### The exercise
Extract the entries in their exact form.

<<<<

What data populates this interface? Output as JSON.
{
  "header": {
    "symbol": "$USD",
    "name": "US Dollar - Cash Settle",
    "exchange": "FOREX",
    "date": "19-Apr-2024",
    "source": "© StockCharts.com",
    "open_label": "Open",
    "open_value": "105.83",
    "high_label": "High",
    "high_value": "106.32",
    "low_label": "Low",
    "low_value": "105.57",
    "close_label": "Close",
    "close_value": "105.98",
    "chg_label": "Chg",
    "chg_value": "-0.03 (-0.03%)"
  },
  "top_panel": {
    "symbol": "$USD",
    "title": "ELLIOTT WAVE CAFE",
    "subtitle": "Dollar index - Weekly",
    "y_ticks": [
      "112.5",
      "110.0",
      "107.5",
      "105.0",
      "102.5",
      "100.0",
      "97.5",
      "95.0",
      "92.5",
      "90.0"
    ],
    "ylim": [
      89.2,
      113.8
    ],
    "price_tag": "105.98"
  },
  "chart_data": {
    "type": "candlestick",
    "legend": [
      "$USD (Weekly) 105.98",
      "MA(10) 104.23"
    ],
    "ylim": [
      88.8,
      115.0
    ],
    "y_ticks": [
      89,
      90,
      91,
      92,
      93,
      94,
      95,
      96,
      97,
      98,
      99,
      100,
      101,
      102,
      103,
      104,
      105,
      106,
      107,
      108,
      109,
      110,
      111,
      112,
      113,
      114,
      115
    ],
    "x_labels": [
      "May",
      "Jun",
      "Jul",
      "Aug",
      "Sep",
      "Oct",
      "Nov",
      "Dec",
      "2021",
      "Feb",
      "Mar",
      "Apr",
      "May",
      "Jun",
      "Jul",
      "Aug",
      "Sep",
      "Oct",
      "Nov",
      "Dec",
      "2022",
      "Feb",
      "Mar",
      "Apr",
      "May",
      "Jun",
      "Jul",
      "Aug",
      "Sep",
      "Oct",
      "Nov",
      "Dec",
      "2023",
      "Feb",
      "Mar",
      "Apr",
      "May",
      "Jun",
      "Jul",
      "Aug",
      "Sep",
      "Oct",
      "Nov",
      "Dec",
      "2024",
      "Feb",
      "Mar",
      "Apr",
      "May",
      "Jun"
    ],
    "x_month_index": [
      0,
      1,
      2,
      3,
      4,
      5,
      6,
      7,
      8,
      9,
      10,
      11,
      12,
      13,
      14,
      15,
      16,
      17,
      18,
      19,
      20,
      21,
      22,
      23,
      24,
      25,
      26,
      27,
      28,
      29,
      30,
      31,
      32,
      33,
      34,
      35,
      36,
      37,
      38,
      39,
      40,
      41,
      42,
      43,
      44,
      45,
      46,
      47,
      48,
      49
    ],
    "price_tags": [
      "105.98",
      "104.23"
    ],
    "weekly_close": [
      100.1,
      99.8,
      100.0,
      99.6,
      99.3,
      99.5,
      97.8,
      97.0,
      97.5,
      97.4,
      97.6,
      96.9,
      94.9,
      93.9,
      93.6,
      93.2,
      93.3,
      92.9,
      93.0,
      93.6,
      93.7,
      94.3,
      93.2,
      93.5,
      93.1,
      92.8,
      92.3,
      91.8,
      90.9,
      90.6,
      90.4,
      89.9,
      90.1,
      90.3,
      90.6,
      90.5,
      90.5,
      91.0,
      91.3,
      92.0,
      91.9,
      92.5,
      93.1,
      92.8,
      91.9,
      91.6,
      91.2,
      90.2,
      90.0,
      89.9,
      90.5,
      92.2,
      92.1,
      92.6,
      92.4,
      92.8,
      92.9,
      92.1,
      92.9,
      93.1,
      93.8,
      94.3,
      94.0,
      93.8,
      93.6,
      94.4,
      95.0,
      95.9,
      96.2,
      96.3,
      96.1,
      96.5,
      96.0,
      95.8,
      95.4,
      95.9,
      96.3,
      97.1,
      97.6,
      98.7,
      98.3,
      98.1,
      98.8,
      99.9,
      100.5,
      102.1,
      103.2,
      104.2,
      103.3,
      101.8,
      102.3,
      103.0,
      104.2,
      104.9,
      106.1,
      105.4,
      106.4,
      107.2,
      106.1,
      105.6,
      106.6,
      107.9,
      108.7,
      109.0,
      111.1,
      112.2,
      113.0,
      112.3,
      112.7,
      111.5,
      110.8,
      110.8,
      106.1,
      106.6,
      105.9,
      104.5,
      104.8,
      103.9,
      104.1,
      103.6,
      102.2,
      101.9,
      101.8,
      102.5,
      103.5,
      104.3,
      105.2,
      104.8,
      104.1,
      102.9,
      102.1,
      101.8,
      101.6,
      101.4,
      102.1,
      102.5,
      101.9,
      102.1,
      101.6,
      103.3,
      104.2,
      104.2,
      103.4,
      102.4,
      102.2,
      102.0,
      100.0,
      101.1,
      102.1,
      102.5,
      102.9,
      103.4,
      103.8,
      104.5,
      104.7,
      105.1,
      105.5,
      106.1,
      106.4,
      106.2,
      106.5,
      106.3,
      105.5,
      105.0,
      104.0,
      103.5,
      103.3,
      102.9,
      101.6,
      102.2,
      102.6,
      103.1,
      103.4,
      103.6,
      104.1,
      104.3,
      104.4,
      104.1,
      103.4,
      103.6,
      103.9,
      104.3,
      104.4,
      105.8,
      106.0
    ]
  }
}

>>>>

### Response for this exercise
What data populates this interface? Output as JSON.
{
  "header": {
    "symbol": "$USD",
    "name": "US Dollar - Cash Settle",
    "exchange": "FOREX",
    "date": "19-Apr-2024",
    "source": "© StockCharts.com",
    "open_label": "Open",
    "open_value": "105.83",
    "high_label": "High",
    "high_value": "106.32",
    "low_label": "Low",
    "low_value": "105.57",
    "close_label": "Close",
    "close_value": "105.98",
    "chg_label": "Chg",
    "chg_value": "-0.03 (-0.03%)"
  },
  "top_panel": {
    "symbol": "$USD",
    "title": "ELLIOTT WAVE CAFE",
    "subtitle": "Dollar index - Weekly",
    "y_ticks": [
      "112.5",
      "110.0",
      "107.5",
      "105.0",
      "102.5",
      "100.0",
      "97.5",
      "95.0",
      "92.5",
      "90.0"
    ],
    "ylim": [
      89.2,
      113.8
    ],
    "price_tag": "105.98"
  },
  "chart_data": {
    "type": "candlestick",
    "legend": [
      "$USD (Weekly) 105.98",
      "MA(10) 104.23"
    ],
    "ylim": [
      88.8,
      115.0
    ],
    "y_ticks": [
      89,
      90,
      91,
      92,
      93,
      94,
      95,
      96,
      97,
      98,
      99,
      100,
      101,
      102,
      103,
      104,
      105,
      106,
      107,
      108,
      109,
      110,
      111,
      112,
      113,
      114,
      115
    ],
    "x_labels": [
      "May",
      "Jun",
      "Jul",
      "Aug",
      "Sep",
      "Oct",
      "Nov",
      "Dec",
      "2021",
      "Feb",
      "Mar",
      "Apr",
      "May",
      "Jun",
      "Jul",
      "Aug",
      "Sep",
      "Oct",
      "Nov",
      "Dec",
      "2022",
      "Feb",
      "Mar",
      "Apr",
      "May",
      "Jun",
      "Jul",
      "Aug",
      "Sep",
      "Oct",
      "Nov",
      "Dec",
      "2023",
      "Feb",
      "Mar",
      "Apr",
      "May",
      "Jun",
      "Jul",
      "Aug",
      "Sep",
      "Oct",
      "Nov",
      "Dec",
      "2024",
      "Feb",
      "Mar",
      "Apr",
      "May",
      "Jun"
    ],
    "x_month_index": [
      0,
      1,
      2,
      3,
      4,
      5,
      6,
      7,
      8,
      9,
      10,
      11,
      12,
      13,
      14,
      15,
      16,
      17,
      18,
      19,
      20,
      21,
      22,
      23,
      24,
      25,
      26,
      27,
      28,
      29,
      30,
      31,
      32,
      33,
      34,
      35,
      36,
      37,
      38,
      39,
      40,
      41,
      42,
      43,
      44,
      45,
      46,
      47,
      48,
      49
    ],
    "price_tags": [
      "105.98",
      "104.23"
    ],
    "weekly_close": [
      100.1,
      99.8,
      100.0,
      99.6,
      99.3,
      99.5,
      97.8,
      97.0,
      97.5,
      97.4,
      97.6,
      96.9,
      94.9,
      93.9,
      93.6,
      93.2,
      93.3,
      92.9,
      93.0,
      93.6,
      93.7,
      94.3,
      93.2,
      93.5,
      93.1,
      92.8,
      92.3,
      91.8,
      90.9,
      90.6,
      90.4,
      89.9,
      90.1,
      90.3,
      90.6,
      90.5,
      90.5,
      91.0,
      91.3,
      92.0,
      91.9,
      92.5,
      93.1,
      92.8,
      91.9,
      91.6,
      91.2,
      90.2,
      90.0,
      89.9,
      90.5,
      92.2,
      92.1,
      92.6,
      92.4,
      92.8,
      92.9,
      92.1,
      92.9,
      93.1,
      93.8,
      94.3,
      94.0,
      93.8,
      93.6,
      94.4,
      95.0,
      95.9,
      96.2,
      96.3,
      96.1,
      96.5,
      96.0,
      95.8,
      95.4,
      95.9,
      96.3,
      97.1,
      97.6,
      98.7,
      98.3,
      98.1,
      98.8,
      99.9,
      100.5,
      102.1,
      103.2,
      104.2,
      103.3,
      101.8,
      102.3,
      103.0,
      104.2,
      104.9,
      106.1,
      105.4,
      106.4,
      107.2,
      106.1,
      105.6,
      106.6,
      107.9,
      108.7,
      109.0,
      111.1,
      112.2,
      113.0,
      112.3,
      112.7,
      111.5,
      110.8,
      110.8,
      106.1,
      106.6,
      105.9,
      104.5,
      104.8,
      103.9,
      104.1,
      103.6,
      102.2,
      101.9,
      101.8,
      102.5,
      103.5,
      104.3,
      105.2,
      104.8,
      104.1,
      102.9,
      102.1,
      101.8,
      101.6,
      101.4,
      102.1,
      102.5,
      101.9,
      102.1,
      101.6,
      103.3,
      104.2,
      104.2,
      103.4,
      102.4,
      102.2,
      102.0,
      100.0,
      101.1,
      102.1,
      102.5,
      102.9,
      103.4,
      103.8,
      104.5,
      104.7,
      105.1,
      105.5,
      106.1,
      106.4,
      106.2,
      106.5,
      106.3,
      105.5,
      105.0,
      104.0,
      103.5,
      103.3,
      102.9,
      101.6,
      102.2,
      102.6,
      103.1,
      103.4,
      103.6,
      104.1,
      104.3,
      104.4,
      104.1,
      103.4,
      103.6,
      103.9,
      104.3,
      104.4,
      105.8,
      106.0
    ]
  }
}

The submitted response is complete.